GIVEN REQUEST: Leave out every picture, and return exactly the lines from the line containing "Give me the" through the end of the records below, both inclusive.

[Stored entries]
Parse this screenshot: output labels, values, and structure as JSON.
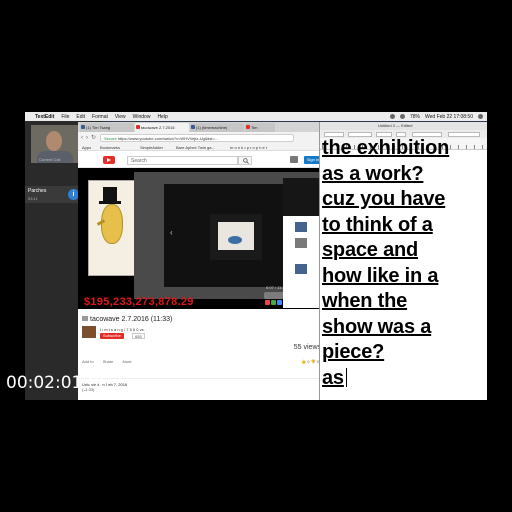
{
  "menubar": {
    "app_name": "TextEdit",
    "items": [
      "File",
      "Edit",
      "Format",
      "View",
      "Window",
      "Help"
    ],
    "clock": "Wed Feb 22  17:08:50",
    "battery": "78%"
  },
  "call": {
    "current_call_label": "Current Call",
    "caller_name": "Parches",
    "duration": "53:11"
  },
  "browser": {
    "tabs": [
      "(1) Tim Tsang",
      "tacowave 2.7.2016",
      "(1) (timemachine)",
      "Tim"
    ],
    "url_secure_label": "Secure",
    "url": "https://www.youtube.com/watch?v=WHVVejtz-Ug&list=...",
    "bookmarks": [
      "Apps",
      "Bookmarks",
      "SimpleAdder",
      "Bare Aphex Twin ga...",
      "m o n k • p r o p h e t"
    ],
    "youtube": {
      "search_placeholder": "Search",
      "signin_label": "Sign in",
      "price_overlay": "$195,233,273,878.29",
      "player_controls": "0:07 / 11:33",
      "video_title": "tacowave 2.7.2016 (11:33)",
      "channel_name": "t i m  t s a n g  /  7 5 6 0  vs.",
      "subscribe_label": "Subscribe",
      "subscriber_count": "655",
      "views": "55 views",
      "actions": [
        "Add to",
        "Share",
        "More"
      ],
      "likes": "0",
      "dislikes": "0",
      "uploaded": "Uploaded on Feb 7, 2016",
      "description": "(11:33)"
    }
  },
  "textedit": {
    "title": "Untitled 3 — Edited",
    "lines": [
      "the exhibition",
      "as a work?",
      "cuz you have",
      "to think of a",
      "space and",
      "how like in a",
      "when the",
      "show was a",
      "piece?",
      "as"
    ]
  },
  "overlay": {
    "timecode": "00:02:01;06"
  },
  "colors": {
    "youtube_red": "#e52d27",
    "price_red": "#e01818",
    "call_blue": "#2d7fd6",
    "end_call_red": "#e23b2e"
  }
}
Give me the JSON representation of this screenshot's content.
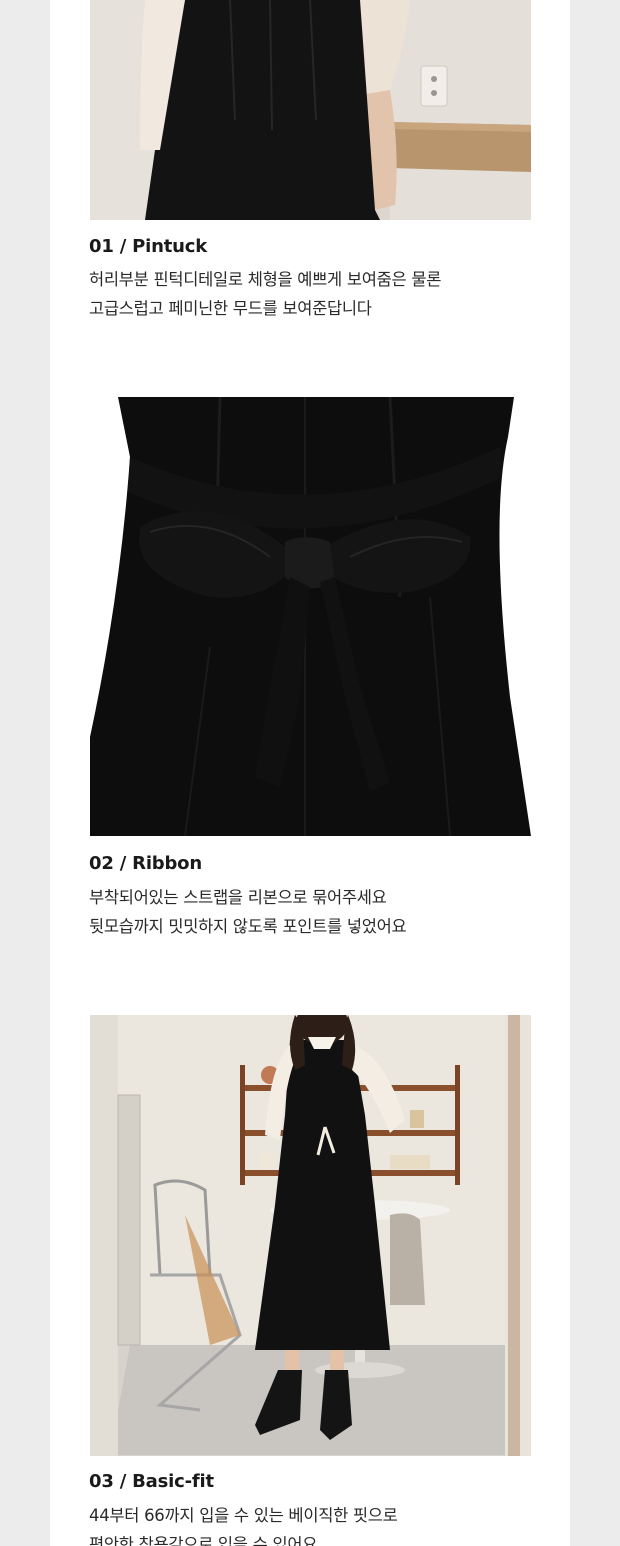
{
  "sections": [
    {
      "title": "01 / Pintuck",
      "lines": [
        "허리부분 핀턱디테일로 체형을 예쁘게 보여줌은 물론",
        "고급스럽고 페미닌한 무드를 보여준답니다"
      ],
      "photo_alt": "black dress waist pintuck detail with white puff sleeve"
    },
    {
      "title": "02 / Ribbon",
      "lines": [
        "부착되어있는 스트랩을 리본으로 묶어주세요",
        "뒷모습까지 밋밋하지 않도록 포인트를 넣었어요"
      ],
      "photo_alt": "black dress back with tied ribbon strap"
    },
    {
      "title": "03 / Basic-fit",
      "lines": [
        "44부터 66까지 입을 수 있는 베이직한 핏으로",
        "편안한 착용감으로 입을 수 있어요"
      ],
      "photo_alt": "model wearing black long dress in interior room"
    }
  ],
  "colors": {
    "background": "#ececec",
    "panel": "#ffffff",
    "dress": "#111111",
    "text": "#1a1a1a"
  }
}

EXPECTED ANSWER:
Give me the JSON representation of this screenshot's content.
{
  "sections": [
    {
      "title": "01 / Pintuck",
      "lines": [
        "허리부분 핀턱디테일로 체형을 예쁘게 보여줌은 물론",
        "고급스럽고 페미닌한 무드를 보여준답니다"
      ],
      "photo_alt": "black dress waist pintuck detail with white puff sleeve"
    },
    {
      "title": "02 / Ribbon",
      "lines": [
        "부착되어있는 스트랩을 리본으로 묶어주세요",
        "뒷모습까지 밋밋하지 않도록 포인트를 넣었어요"
      ],
      "photo_alt": "black dress back with tied ribbon strap"
    },
    {
      "title": "03 / Basic-fit",
      "lines": [
        "44부터 66까지 입을 수 있는 베이직한 핏으로",
        "편안한 착용감으로 입을 수 있어요"
      ],
      "photo_alt": "model wearing black long dress in interior room"
    }
  ],
  "colors": {
    "background": "#ececec",
    "panel": "#ffffff",
    "dress": "#111111",
    "text": "#1a1a1a"
  }
}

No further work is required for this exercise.